:: THE TASK ::
Count how many lines hold the string "wrong". Answer with that number and nothing more.

:: DATA FOR THIS EXERCISE ::
────────

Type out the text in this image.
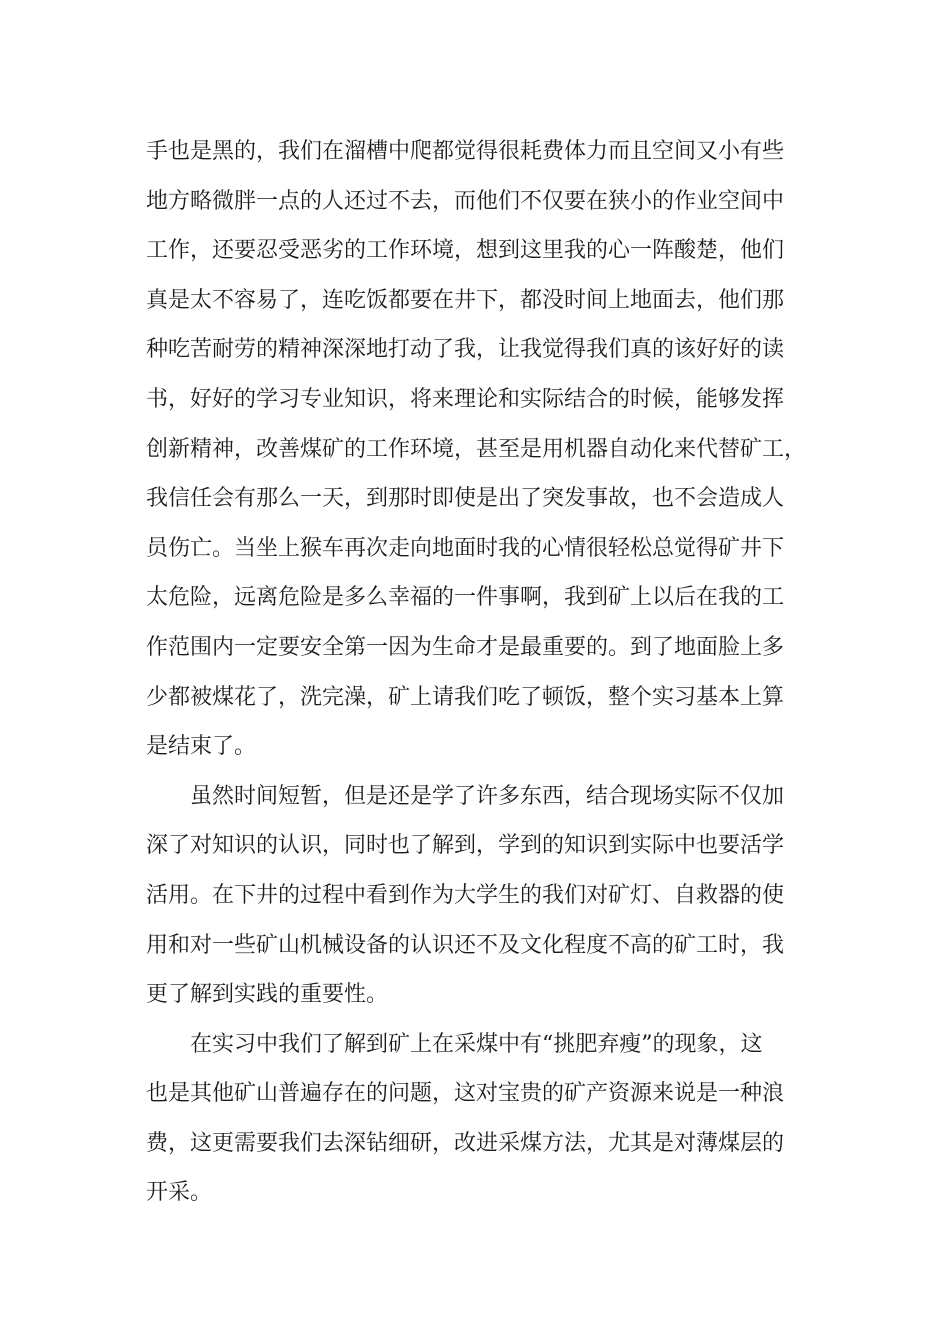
手也是黑的，我们在溜槽中爬都觉得很耗费体力而且空间又小有些
地方略微胖一点的人还过不去，而他们不仅要在狭小的作业空间中
工作，还要忍受恶劣的工作环境，想到这里我的心一阵酸楚，他们
真是太不容易了，连吃饭都要在井下，都没时间上地面去，他们那
种吃苦耐劳的精神深深地打动了我，让我觉得我们真的该好好的读
书，好好的学习专业知识，将来理论和实际结合的时候，能够发挥
创新精神，改善煤矿的工作环境，甚至是用机器自动化来代替矿工，
我信任会有那么一天，到那时即使是出了突发事故，也不会造成人
员伤亡。当坐上猴车再次走向地面时我的心情很轻松总觉得矿井下
太危险，远离危险是多么幸福的一件事啊，我到矿上以后在我的工
作范围内一定要安全第一因为生命才是最重要的。到了地面脸上多
少都被煤花了，洗完澡，矿上请我们吃了顿饭，整个实习基本上算
是结束了。
　　虽然时间短暂，但是还是学了许多东西，结合现场实际不仅加
深了对知识的认识，同时也了解到，学到的知识到实际中也要活学
活用。在下井的过程中看到作为大学生的我们对矿灯、自救器的使
用和对一些矿山机械设备的认识还不及文化程度不高的矿工时，我
更了解到实践的重要性。
　　在实习中我们了解到矿上在采煤中有“挑肥弃瘦”的现象，这
也是其他矿山普遍存在的问题，这对宝贵的矿产资源来说是一种浪
费，这更需要我们去深钻细研，改进采煤方法，尤其是对薄煤层的
开采。
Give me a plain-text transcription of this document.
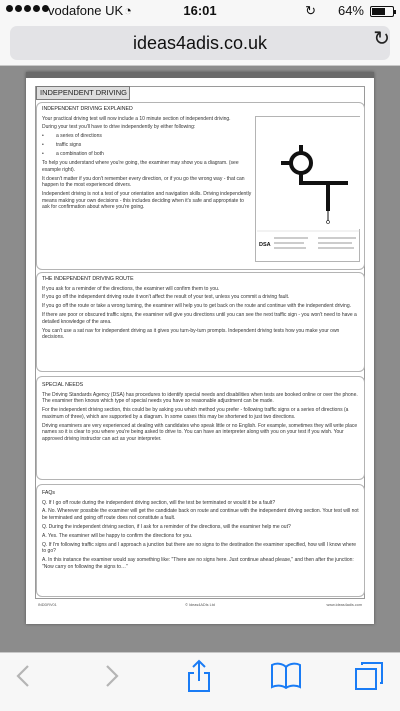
vodafone UK ◔	16:01	↻ 64%
ideas4adis.co.uk	↻
INDEPENDENT DRIVING
INDEPENDENT DRIVING EXPLAINED

Your practical driving test will now include a 10 minute section of independent driving.

During your test you'll have to drive independently by either following:

• a series of directions
• traffic signs
• a combination of both

To help you understand where you're going, the examiner may show you a diagram. (see example right).

It doesn't matter if you don't remember every direction, or if you go the wrong way - that can happen to the most experienced drivers.

Independent driving is not a test of your orientation and navigation skills. Driving independently means making your own decisions - this includes deciding when it's safe and appropriate to ask for confirmation about where you're going.

DSA
THE INDEPENDENT DRIVING ROUTE

If you ask for a reminder of the directions, the examiner will confirm them to you.

If you go off the independent driving route it won't affect the result of your test, unless you commit a driving fault.

If you go off the route or take a wrong turning, the examiner will help you to get back on the route and continue with the independent driving.

If there are poor or obscured traffic signs, the examiner will give you directions until you can see the next traffic sign - you won't need to have a detailed knowledge of the area.

You can't use a sat nav for independent driving as it gives you turn-by-turn prompts. Independent driving tests how you make your own decisions.

SPECIAL NEEDS

The Driving Standards Agency (DSA) has procedures to identify special needs and disabilities when tests are booked online or over the phone. The examiner then knows which type of special needs you have so reasonable adjustment can be made.

For the independent driving section, this could be by asking you which method you prefer - following traffic signs or a series of directions (a maximum of three), which are supported by a diagram. In some cases this may be shortened to just two directions.

Driving examiners are very experienced at dealing with candidates who speak little or no English. For example, sometimes they will write place names so it is clear to you where you're being asked to drive to. You can have an interpreter along with you on your test if you wish. Your approved driving instructor can act as your interpreter.

FAQs

Q. If I go off route during the independent driving section, will the test be terminated or would it be a fault?

A. No. Wherever possible the examiner will get the candidate back on route and continue with the independent driving section. Your test will not be terminated and going off route does not constitute a fault.

Q. During the independent driving section, if I ask for a reminder of the directions, will the examiner help me out?

A. Yes. The examiner will be happy to confirm the directions for you.

Q. If I'm following traffic signs and I approach a junction but there are no signs to the destination the examiner specified, how will I know where to go?

A. In this instance the examiner would say something like: "There are no signs here. Just continue ahead please," and then after the junction: "Now carry on following the signs to…"

INDDRV01	© Ideas4ADIs Ltd	www.ideas4adis.com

────────

:: TASK RESPONSE ::
2